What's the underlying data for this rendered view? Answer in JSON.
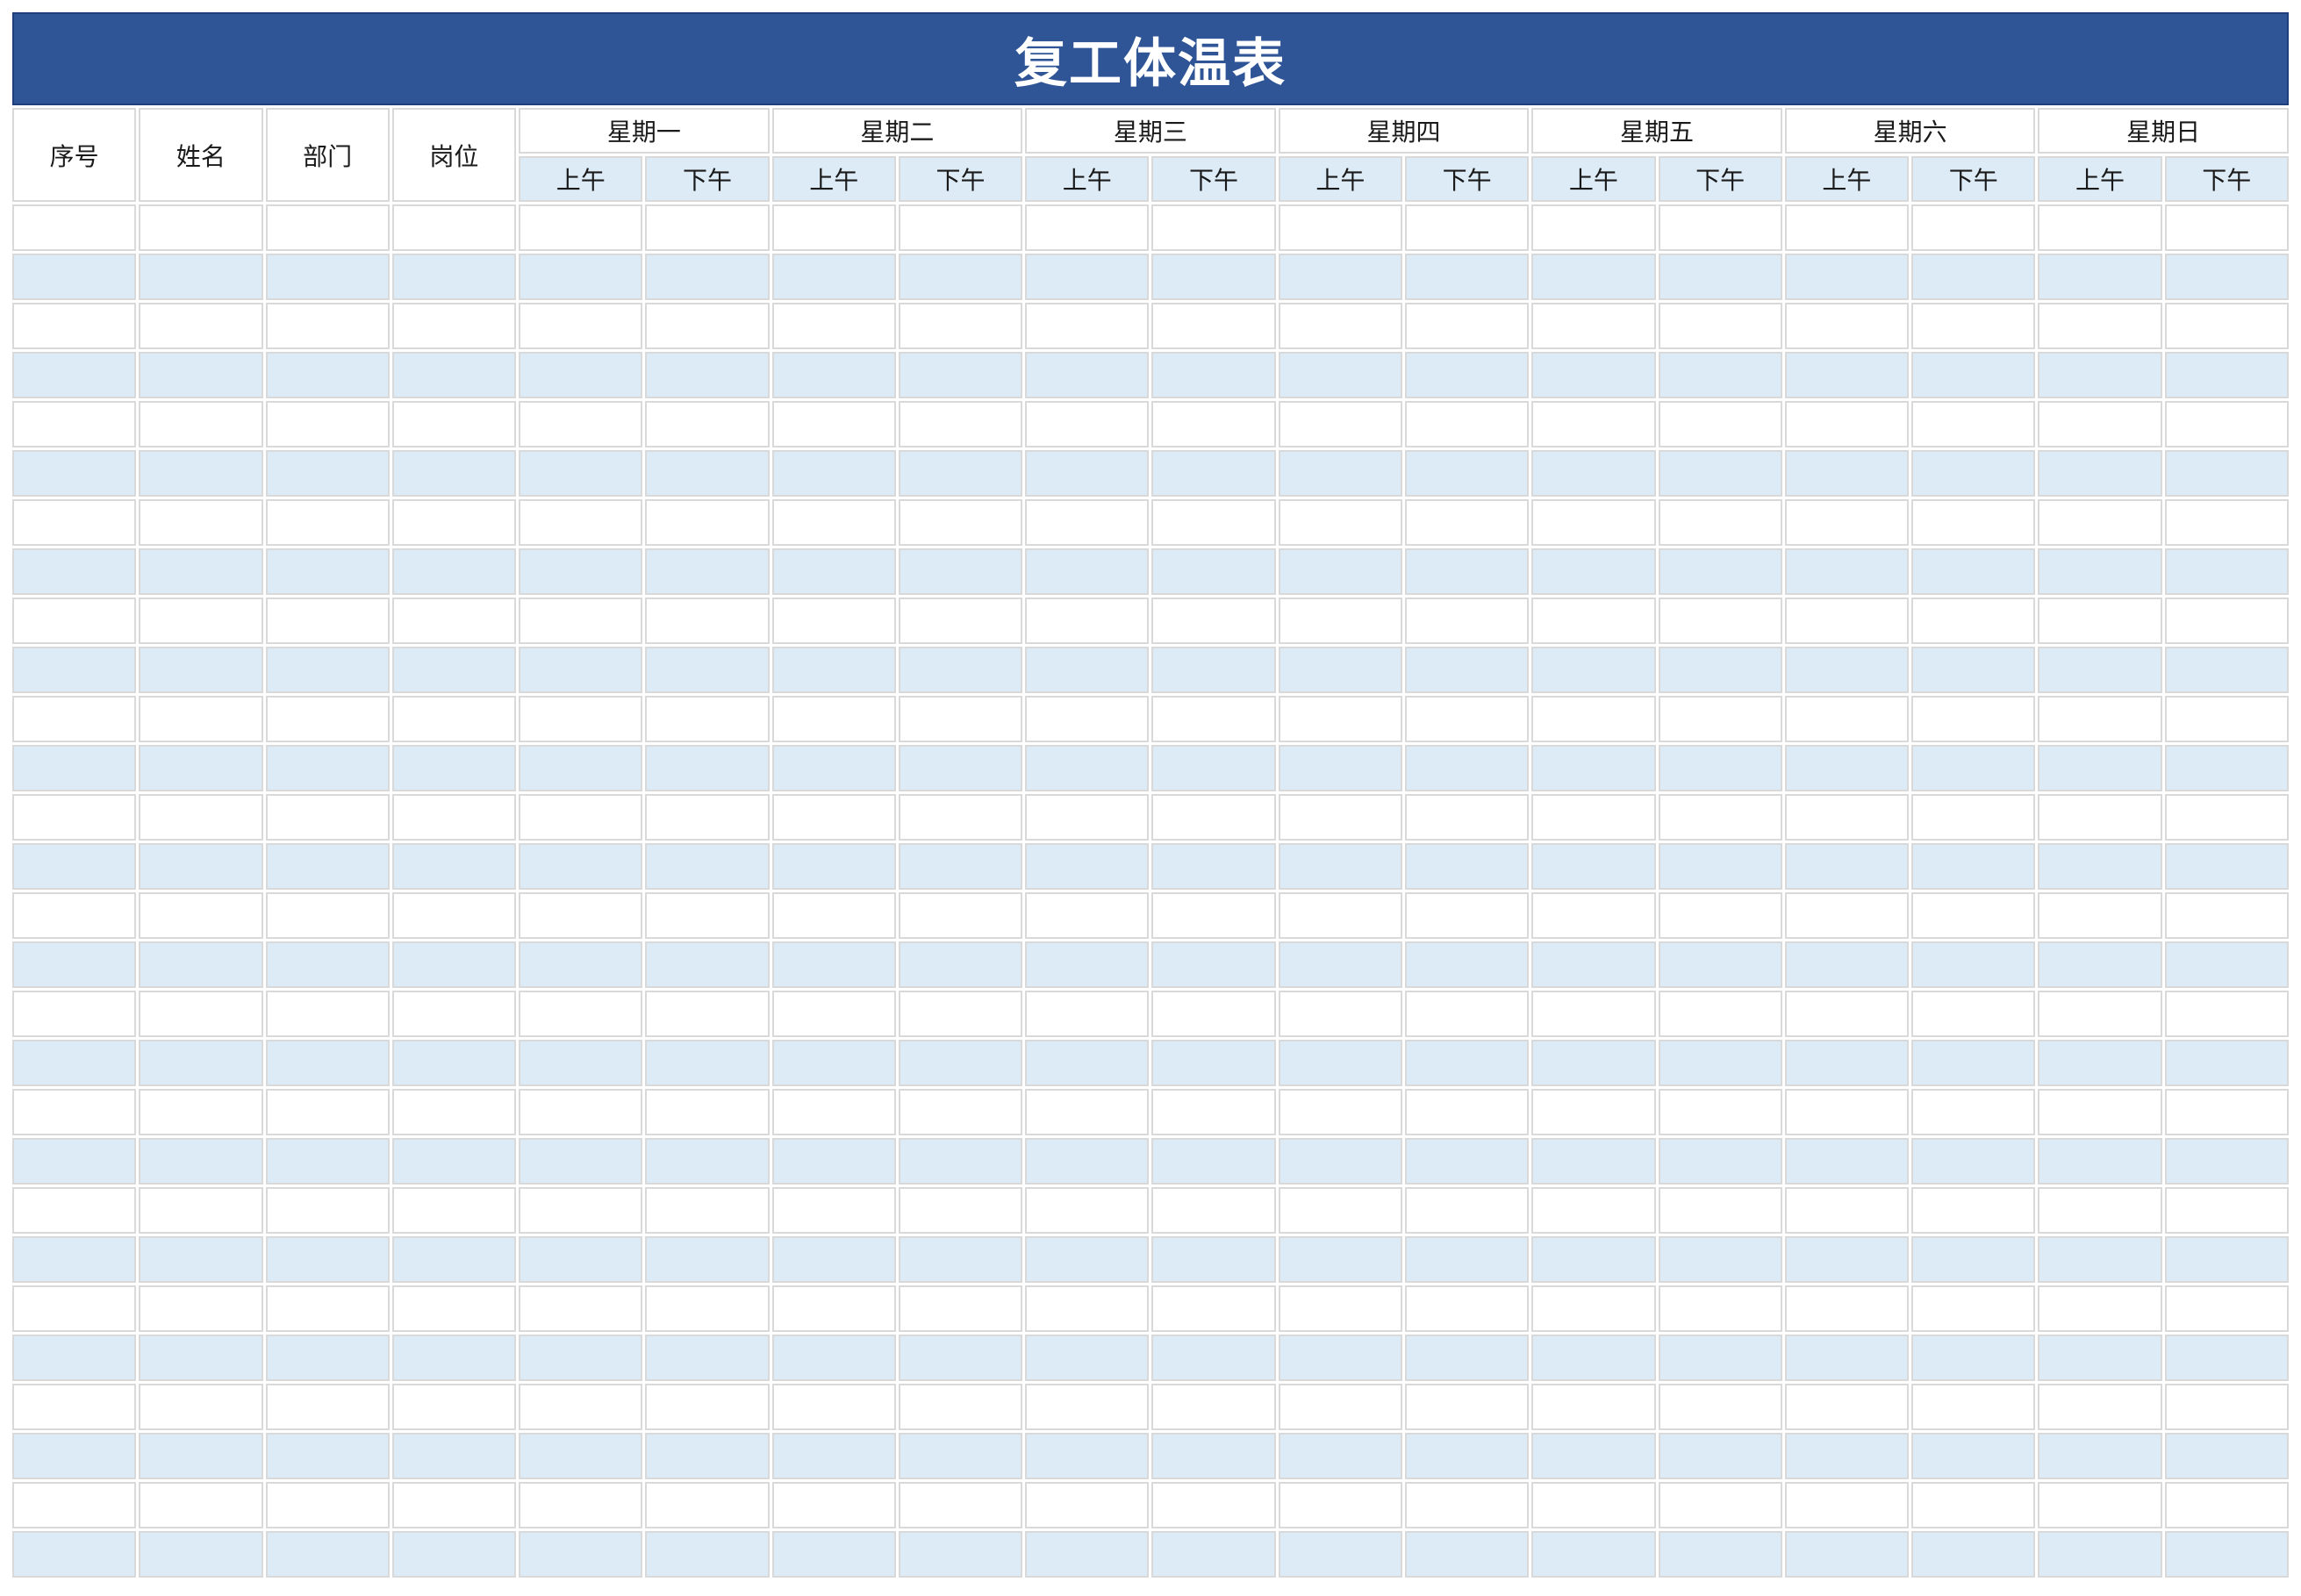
{
  "title": "复工体温表",
  "columns": {
    "index": "序号",
    "name": "姓名",
    "department": "部门",
    "position": "岗位"
  },
  "days": [
    "星期一",
    "星期二",
    "星期三",
    "星期四",
    "星期五",
    "星期六",
    "星期日"
  ],
  "periods": {
    "am": "上午",
    "pm": "下午"
  },
  "data_rows": 28,
  "colors": {
    "title_bg": "#2f5597",
    "title_text": "#ffffff",
    "row_alt": "#ddebf7",
    "cell_border": "#d9d9d9"
  }
}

========================

» **SHORT EXERCISE**
Quote the data above in full and without alteration; skip the pictures.

» **FULL ANSWER**
What's the underlying data for this rendered view? Answer in JSON.
{
  "title": "复工体温表",
  "columns": {
    "index": "序号",
    "name": "姓名",
    "department": "部门",
    "position": "岗位"
  },
  "days": [
    "星期一",
    "星期二",
    "星期三",
    "星期四",
    "星期五",
    "星期六",
    "星期日"
  ],
  "periods": {
    "am": "上午",
    "pm": "下午"
  },
  "data_rows": 28,
  "colors": {
    "title_bg": "#2f5597",
    "title_text": "#ffffff",
    "row_alt": "#ddebf7",
    "cell_border": "#d9d9d9"
  }
}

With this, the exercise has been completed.